Go through each line of the records below and count those with the word "todo". Give only the count.

(Data records)
— begin —

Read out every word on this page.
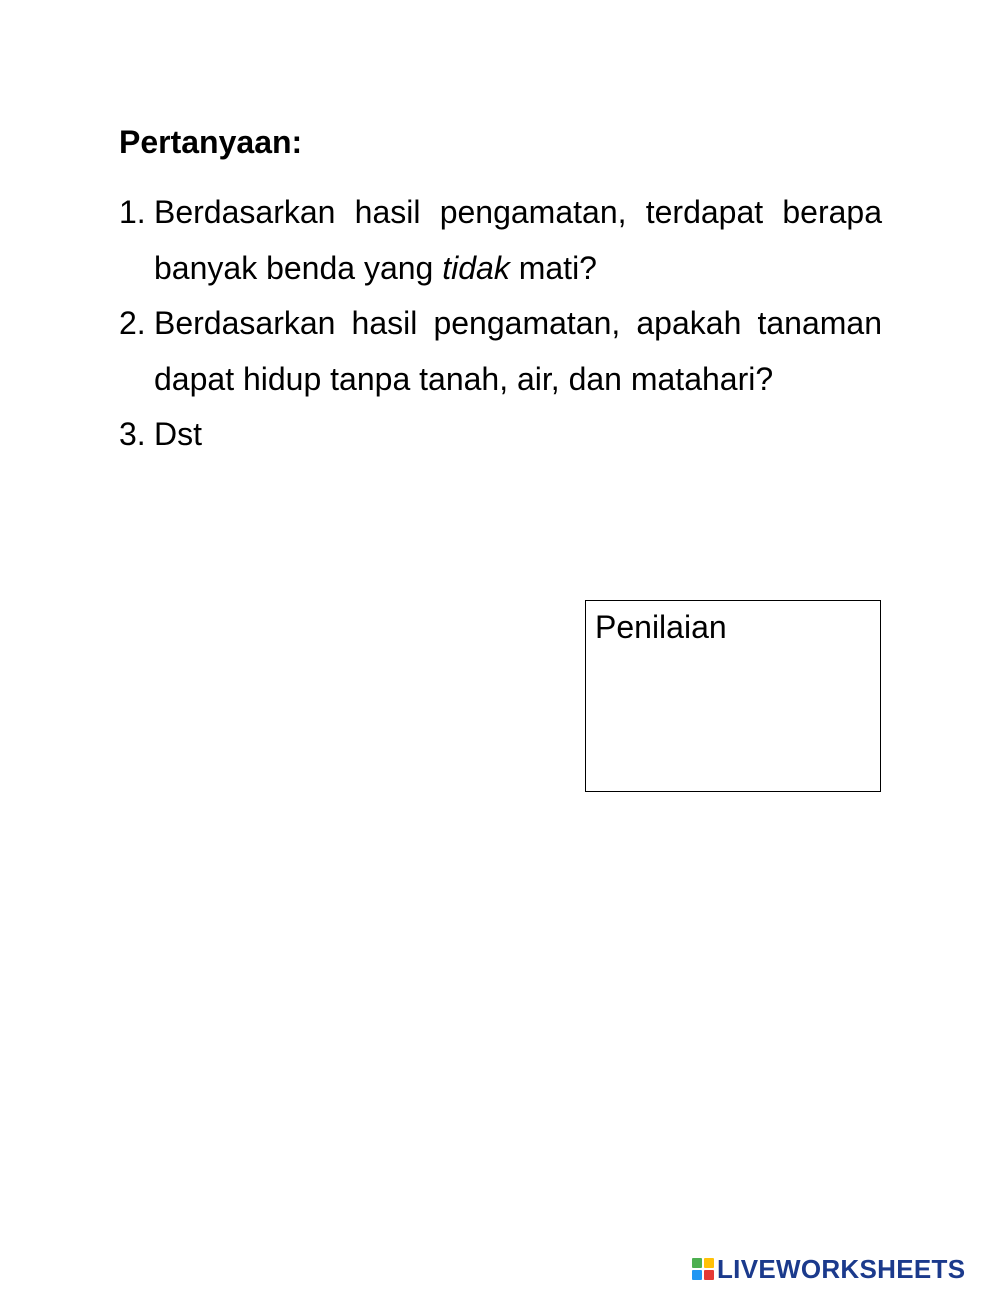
Pertanyaan:
1. Berdasarkan hasil pengamatan, terdapat berapa banyak benda yang tidak mati?
2. Berdasarkan hasil pengamatan, apakah tanaman dapat hidup tanpa tanah, air, dan matahari?
3. Dst
Penilaian
LIVEWORKSHEETS
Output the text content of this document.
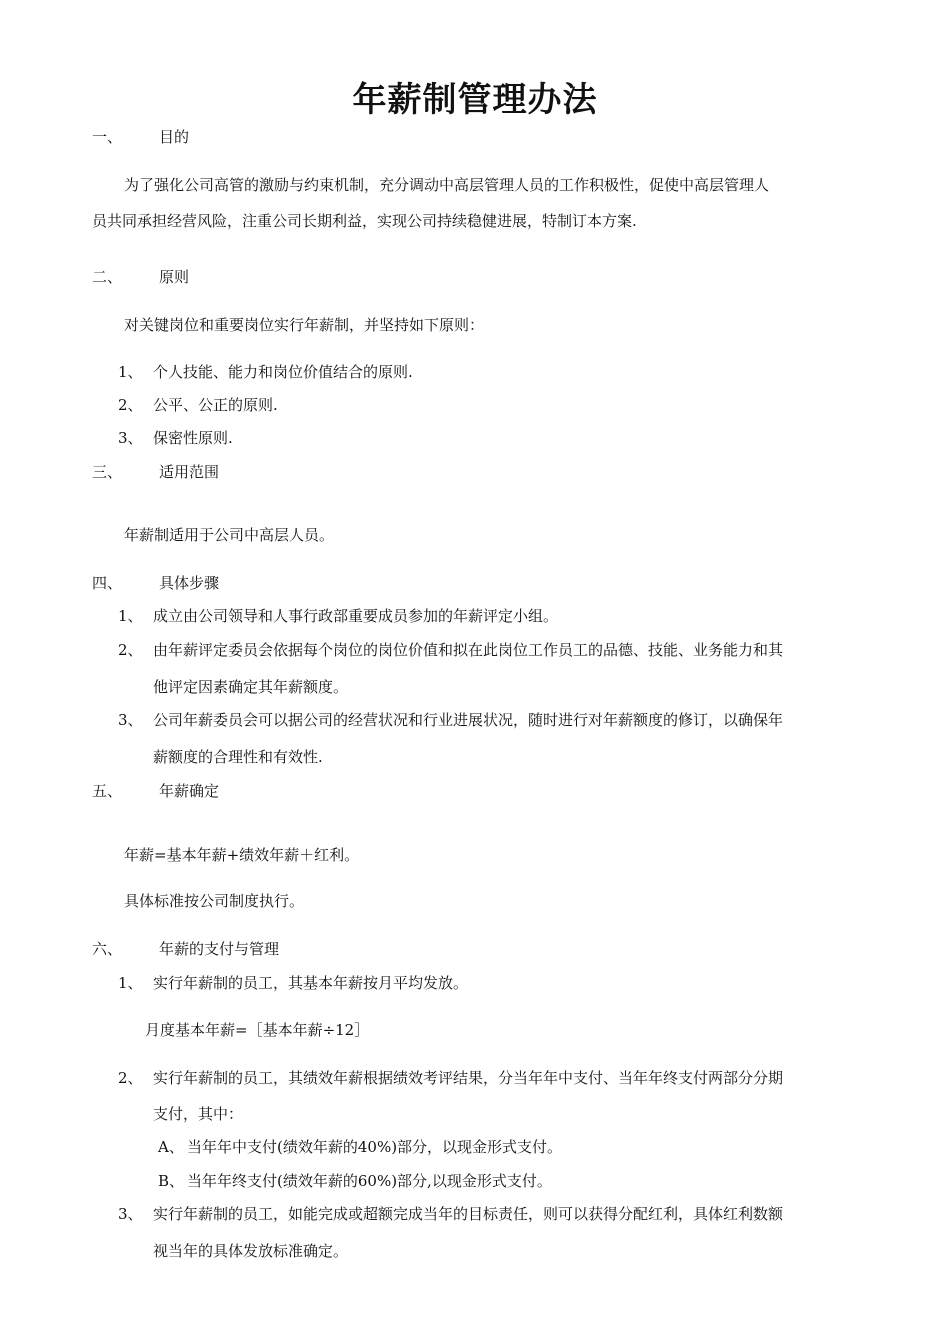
年薪制管理办法
一、 目的
为了强化公司高管的激励与约束机制，充分调动中高层管理人员的工作积极性，促使中高层管理人
员共同承担经营风险，注重公司长期利益，实现公司持续稳健进展，特制订本方案.
二、 原则
对关键岗位和重要岗位实行年薪制，并坚持如下原则：
1、 个人技能、能力和岗位价值结合的原则.
2、 公平、公正的原则.
3、 保密性原则.
三、 适用范围
年薪制适用于公司中高层人员。
四、 具体步骤
1、 成立由公司领导和人事行政部重要成员参加的年薪评定小组。
2、 由年薪评定委员会依据每个岗位的岗位价值和拟在此岗位工作员工的品德、技能、业务能力和其
他评定因素确定其年薪额度。
3、 公司年薪委员会可以据公司的经营状况和行业进展状况，随时进行对年薪额度的修订，以确保年
薪额度的合理性和有效性.
五、 年薪确定
年薪=基本年薪+绩效年薪＋红利。
具体标准按公司制度执行。
六、 年薪的支付与管理
1、 实行年薪制的员工，其基本年薪按月平均发放。
月度基本年薪=［基本年薪÷12］
2、 实行年薪制的员工，其绩效年薪根据绩效考评结果，分当年年中支付、当年年终支付两部分分期
支付，其中：
A、 当年年中支付(绩效年薪的40%)部分，以现金形式支付。
B、 当年年终支付(绩效年薪的60%)部分,以现金形式支付。
3、 实行年薪制的员工，如能完成或超额完成当年的目标责任，则可以获得分配红利，具体红利数额
视当年的具体发放标准确定。
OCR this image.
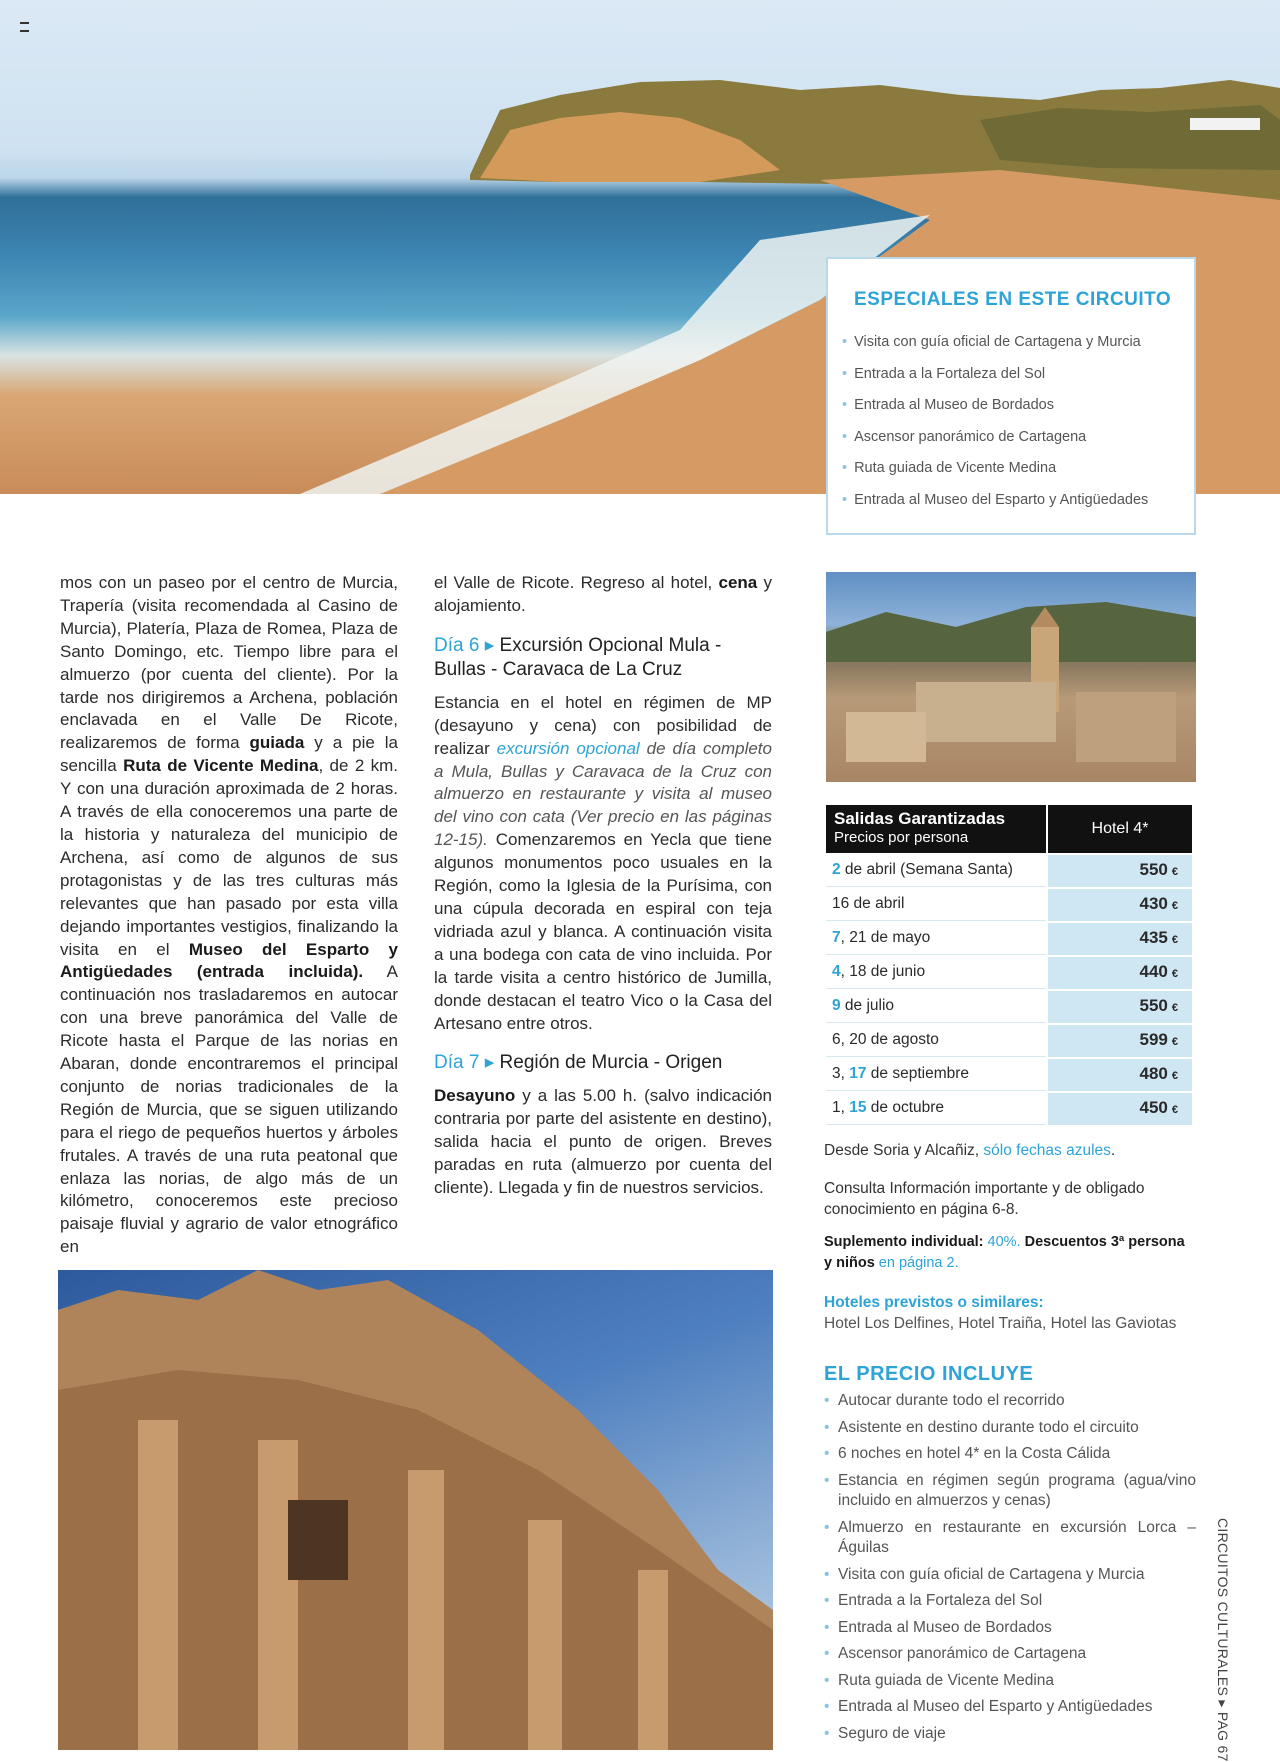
ESPECIALES EN ESTE CIRCUITO
• Visita con guía oficial de Cartagena y Murcia
• Entrada a la Fortaleza del Sol
• Entrada al Museo de Bordados
• Ascensor panorámico de Cartagena
• Ruta guiada de Vicente Medina
• Entrada al Museo del Esparto y Antigüedades

mos con un paseo por el centro de Murcia, Trapería (visita recomendada al Casino de Murcia), Platería, Plaza de Romea, Plaza de Santo Domingo, etc. Tiempo libre para el almuerzo (por cuenta del cliente). Por la tarde nos dirigiremos a Archena, población enclavada en el Valle De Ricote, realizaremos de forma guiada y a pie la sencilla Ruta de Vicente Medina, de 2 km. Y con una duración aproximada de 2 horas. A través de ella conoceremos una parte de la historia y naturaleza del municipio de Archena, así como de algunos de sus protagonistas y de las tres culturas más relevantes que han pasado por esta villa dejando importantes vestigios, finalizando la visita en el Museo del Esparto y Antigüedades (entrada incluida). A continuación nos trasladaremos en autocar con una breve panorámica del Valle de Ricote hasta el Parque de las norias en Abaran, donde encontraremos el principal conjunto de norias tradicionales de la Región de Murcia, que se siguen utilizando para el riego de pequeños huertos y árboles frutales. A través de una ruta peatonal que enlaza las norias, de algo más de un kilómetro, conoceremos este precioso paisaje fluvial y agrario de valor etnográfico en

el Valle de Ricote. Regreso al hotel, cena y alojamiento.

Día 6 ▸ Excursión Opcional Mula -Bullas - Caravaca de La Cruz

Estancia en el hotel en régimen de MP (desayuno y cena) con posibilidad de realizar excursión opcional de día completo a Mula, Bullas y Caravaca de la Cruz con almuerzo en restaurante y visita al museo del vino con cata (Ver precio en las páginas 12-15). Comenzaremos en Yecla que tiene algunos monumentos poco usuales en la Región, como la Iglesia de la Purísima, con una cúpula decorada en espiral con teja vidriada azul y blanca. A continuación visita a una bodega con cata de vino incluida. Por la tarde visita a centro histórico de Jumilla, donde destacan el teatro Vico o la Casa del Artesano entre otros.

Día 7 ▸ Región de Murcia - Origen

Desayuno y a las 5.00 h. (salvo indicación contraria por parte del asistente en destino), salida hacia el punto de origen. Breves paradas en ruta (almuerzo por cuenta del cliente). Llegada y fin de nuestros servicios.

Salidas Garantizadas
Precios por persona
Hotel 4*
2 de abril (Semana Santa)	550 €
16 de abril	430 €
7, 21 de mayo	435 €
4, 18 de junio	440 €
9 de julio	550 €
6, 20 de agosto	599 €
3, 17 de septiembre	480 €
1, 15 de octubre	450 €
Desde Soria y Alcañiz, sólo fechas azules.
Consulta Información importante y de obligado conocimiento en página 6-8.
Suplemento individual: 40%. Descuentos 3ª persona y niños en página 2.
Hoteles previstos o similares:
Hotel Los Delfines, Hotel Traiña, Hotel las Gaviotas
EL PRECIO INCLUYE
• Autocar durante todo el recorrido
• Asistente en destino durante todo el circuito
• 6 noches en hotel 4* en la Costa Cálida
• Estancia en régimen según programa (agua/vino incluido en almuerzos y cenas)
• Almuerzo en restaurante en excursión Lorca – Águilas
• Visita con guía oficial de Cartagena y Murcia
• Entrada a la Fortaleza del Sol
• Entrada al Museo de Bordados
• Ascensor panorámico de Cartagena
• Ruta guiada de Vicente Medina
• Entrada al Museo del Esparto y Antigüedades
• Seguro de viaje	CIRCUITOS CULTURALES ▸ PAG 67
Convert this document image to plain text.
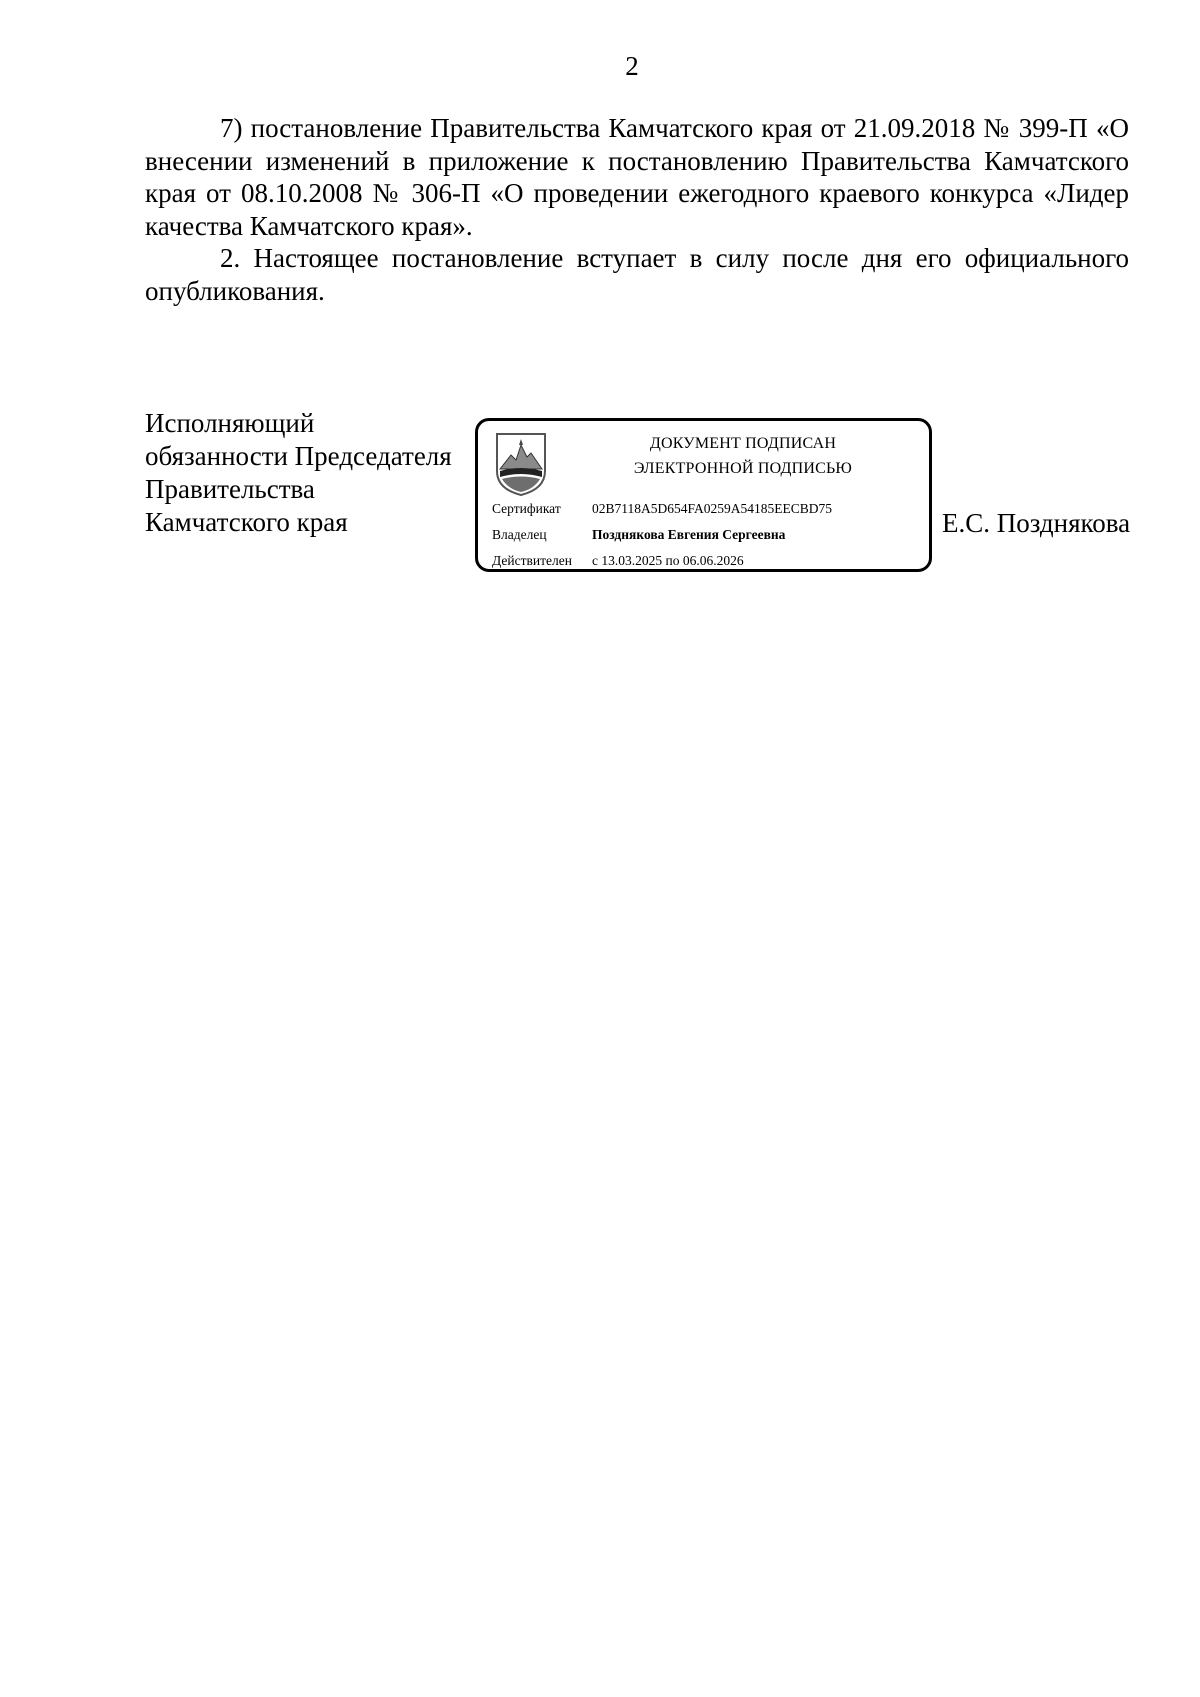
2

7) постановление Правительства Камчатского края от 21.09.2018 № 399-П «О внесении изменений в приложение к постановлению Правительства Камчатского края от 08.10.2008 № 306-П «О проведении ежегодного краевого конкурса «Лидер качества Камчатского края».

2. Настоящее постановление вступает в силу после дня его официального опубликования.

Исполняющий
обязанности Председателя
Правительства
Камчатского края	Е.С. Позднякова
ДОКУМЕНТ ПОДПИСАН
ЭЛЕКТРОННОЙ ПОДПИСЬЮ
Сертификат 02B7118A5D654FA0259A54185EECBD75
Владелец	Позднякова Евгения Сергеевна
Действителен с 13.03.2025 по 06.06.2026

— end —

Complete response:
2